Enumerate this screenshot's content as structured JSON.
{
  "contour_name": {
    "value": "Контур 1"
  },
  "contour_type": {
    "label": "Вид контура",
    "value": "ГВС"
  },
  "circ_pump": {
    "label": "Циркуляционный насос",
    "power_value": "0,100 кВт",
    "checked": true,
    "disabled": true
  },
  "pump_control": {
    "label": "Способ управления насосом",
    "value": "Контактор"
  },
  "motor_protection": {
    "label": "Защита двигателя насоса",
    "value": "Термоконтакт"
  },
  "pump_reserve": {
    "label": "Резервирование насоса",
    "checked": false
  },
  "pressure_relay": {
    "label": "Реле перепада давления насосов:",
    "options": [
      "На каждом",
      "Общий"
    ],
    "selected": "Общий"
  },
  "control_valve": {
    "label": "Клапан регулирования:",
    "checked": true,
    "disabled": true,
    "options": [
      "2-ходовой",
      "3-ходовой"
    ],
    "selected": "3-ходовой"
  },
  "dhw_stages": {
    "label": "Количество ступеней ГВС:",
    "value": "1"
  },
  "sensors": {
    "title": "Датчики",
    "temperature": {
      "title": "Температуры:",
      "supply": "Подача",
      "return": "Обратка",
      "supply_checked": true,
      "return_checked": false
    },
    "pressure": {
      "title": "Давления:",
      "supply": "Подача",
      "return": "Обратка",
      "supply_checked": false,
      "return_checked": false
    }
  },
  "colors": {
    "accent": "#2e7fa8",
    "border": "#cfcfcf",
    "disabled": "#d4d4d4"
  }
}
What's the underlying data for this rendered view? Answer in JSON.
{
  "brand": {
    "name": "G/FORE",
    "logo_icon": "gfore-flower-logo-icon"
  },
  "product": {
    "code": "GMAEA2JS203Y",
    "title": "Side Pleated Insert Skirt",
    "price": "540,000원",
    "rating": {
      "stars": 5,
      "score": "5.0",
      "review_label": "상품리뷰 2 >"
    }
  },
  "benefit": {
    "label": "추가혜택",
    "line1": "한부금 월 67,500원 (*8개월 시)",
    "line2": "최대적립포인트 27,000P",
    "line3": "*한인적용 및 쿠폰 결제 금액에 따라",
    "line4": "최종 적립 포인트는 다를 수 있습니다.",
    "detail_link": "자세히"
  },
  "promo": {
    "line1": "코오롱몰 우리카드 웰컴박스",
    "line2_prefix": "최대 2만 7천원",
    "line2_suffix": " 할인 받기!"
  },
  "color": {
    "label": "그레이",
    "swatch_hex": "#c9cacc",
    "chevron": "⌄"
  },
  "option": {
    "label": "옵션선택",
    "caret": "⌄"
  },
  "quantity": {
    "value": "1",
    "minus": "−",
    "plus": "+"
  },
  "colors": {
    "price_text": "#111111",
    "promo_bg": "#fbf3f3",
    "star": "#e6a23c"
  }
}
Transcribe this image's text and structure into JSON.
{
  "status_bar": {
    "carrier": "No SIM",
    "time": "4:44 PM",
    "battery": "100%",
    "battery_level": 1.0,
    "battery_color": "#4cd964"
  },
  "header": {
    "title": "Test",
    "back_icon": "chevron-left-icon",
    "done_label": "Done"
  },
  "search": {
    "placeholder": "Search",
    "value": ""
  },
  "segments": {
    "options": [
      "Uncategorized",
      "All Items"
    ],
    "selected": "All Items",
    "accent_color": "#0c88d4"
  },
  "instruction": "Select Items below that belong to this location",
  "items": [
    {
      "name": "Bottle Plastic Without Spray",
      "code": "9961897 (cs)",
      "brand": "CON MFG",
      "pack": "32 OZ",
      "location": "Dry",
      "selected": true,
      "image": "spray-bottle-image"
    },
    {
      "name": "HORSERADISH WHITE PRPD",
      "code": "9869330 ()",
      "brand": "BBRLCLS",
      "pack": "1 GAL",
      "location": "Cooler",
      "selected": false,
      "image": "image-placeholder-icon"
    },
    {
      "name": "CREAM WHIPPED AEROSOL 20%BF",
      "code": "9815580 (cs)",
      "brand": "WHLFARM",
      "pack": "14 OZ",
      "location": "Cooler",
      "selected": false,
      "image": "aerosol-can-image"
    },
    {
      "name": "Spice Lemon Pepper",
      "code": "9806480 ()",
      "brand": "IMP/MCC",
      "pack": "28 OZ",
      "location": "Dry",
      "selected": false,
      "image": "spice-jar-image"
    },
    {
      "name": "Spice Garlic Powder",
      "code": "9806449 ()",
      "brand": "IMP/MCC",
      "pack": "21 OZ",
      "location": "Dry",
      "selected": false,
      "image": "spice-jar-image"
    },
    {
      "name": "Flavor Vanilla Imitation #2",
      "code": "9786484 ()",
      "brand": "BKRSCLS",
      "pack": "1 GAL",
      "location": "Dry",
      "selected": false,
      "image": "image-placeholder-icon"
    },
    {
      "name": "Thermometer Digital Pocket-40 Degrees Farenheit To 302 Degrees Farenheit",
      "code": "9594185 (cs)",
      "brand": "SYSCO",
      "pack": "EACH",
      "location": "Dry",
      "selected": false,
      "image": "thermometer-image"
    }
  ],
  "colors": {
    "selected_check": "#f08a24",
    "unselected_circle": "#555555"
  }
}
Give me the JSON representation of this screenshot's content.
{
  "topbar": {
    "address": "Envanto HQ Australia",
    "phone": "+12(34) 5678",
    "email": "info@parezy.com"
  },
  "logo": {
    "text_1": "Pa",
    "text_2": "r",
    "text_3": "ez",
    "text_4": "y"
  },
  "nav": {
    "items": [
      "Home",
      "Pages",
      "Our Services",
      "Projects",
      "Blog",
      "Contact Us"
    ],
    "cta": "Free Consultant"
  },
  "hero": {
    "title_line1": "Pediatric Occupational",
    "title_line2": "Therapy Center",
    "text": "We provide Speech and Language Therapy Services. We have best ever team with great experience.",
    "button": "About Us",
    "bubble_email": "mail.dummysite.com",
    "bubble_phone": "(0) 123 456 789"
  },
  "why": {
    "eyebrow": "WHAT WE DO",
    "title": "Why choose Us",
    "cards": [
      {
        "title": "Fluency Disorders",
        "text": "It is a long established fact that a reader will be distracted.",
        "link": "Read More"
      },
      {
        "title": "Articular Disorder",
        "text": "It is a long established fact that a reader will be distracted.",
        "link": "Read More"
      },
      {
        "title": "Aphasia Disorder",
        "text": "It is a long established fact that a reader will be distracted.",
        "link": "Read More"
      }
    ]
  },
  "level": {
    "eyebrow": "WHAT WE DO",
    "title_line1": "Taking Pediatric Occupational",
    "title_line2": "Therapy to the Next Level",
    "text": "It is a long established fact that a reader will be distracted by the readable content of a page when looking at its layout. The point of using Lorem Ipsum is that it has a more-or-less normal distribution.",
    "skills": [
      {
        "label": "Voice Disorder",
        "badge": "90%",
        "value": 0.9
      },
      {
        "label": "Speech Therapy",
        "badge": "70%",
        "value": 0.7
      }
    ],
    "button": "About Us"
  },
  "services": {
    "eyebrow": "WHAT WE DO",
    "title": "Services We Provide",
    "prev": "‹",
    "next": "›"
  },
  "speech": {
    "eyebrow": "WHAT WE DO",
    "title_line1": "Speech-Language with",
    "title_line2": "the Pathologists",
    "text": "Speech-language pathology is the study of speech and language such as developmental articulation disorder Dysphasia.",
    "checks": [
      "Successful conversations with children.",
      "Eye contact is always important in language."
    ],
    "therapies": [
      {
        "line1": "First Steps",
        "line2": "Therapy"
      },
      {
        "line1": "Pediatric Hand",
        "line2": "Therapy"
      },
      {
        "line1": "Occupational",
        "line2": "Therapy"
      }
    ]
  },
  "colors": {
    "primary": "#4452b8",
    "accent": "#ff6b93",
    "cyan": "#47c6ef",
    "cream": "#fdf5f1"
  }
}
■ ■ ■ ■
Exercise task |
Where a line of the records above holds the word "Occupational", copy that line.

Finished task |
    "title_line1": "Pediatric Occupational",
    "title_line1": "Taking Pediatric Occupational",
        "line1": "Occupational",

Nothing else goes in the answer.